STORED DATA:

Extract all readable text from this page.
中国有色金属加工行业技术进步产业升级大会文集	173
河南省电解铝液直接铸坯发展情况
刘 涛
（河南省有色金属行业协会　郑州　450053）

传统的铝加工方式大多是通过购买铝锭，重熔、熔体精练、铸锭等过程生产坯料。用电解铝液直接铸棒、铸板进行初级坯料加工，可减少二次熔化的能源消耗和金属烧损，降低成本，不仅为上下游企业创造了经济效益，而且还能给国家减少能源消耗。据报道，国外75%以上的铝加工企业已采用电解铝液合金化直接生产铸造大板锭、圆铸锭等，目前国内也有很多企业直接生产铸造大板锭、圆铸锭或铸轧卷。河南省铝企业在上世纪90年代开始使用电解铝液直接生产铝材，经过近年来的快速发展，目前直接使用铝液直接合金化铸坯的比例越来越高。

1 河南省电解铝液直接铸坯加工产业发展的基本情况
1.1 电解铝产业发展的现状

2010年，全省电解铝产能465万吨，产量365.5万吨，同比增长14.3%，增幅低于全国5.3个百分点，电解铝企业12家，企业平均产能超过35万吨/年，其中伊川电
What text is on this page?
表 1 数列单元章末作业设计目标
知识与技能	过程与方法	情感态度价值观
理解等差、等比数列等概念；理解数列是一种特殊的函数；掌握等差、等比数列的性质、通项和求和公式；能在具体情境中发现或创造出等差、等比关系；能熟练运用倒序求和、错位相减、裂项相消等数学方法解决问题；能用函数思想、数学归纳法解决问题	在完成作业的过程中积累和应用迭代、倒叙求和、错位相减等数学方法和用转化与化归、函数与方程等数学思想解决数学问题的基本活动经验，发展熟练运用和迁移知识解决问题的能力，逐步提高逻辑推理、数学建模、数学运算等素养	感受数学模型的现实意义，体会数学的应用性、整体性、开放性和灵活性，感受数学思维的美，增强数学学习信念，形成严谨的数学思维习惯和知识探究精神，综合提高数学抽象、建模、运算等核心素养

WHAT THE EXERCISE ASKS:
From the listing above, collect each line in which the string "this" appears.

FULL OUTPUT:
Extract all readable text from this page.
What text is on this page?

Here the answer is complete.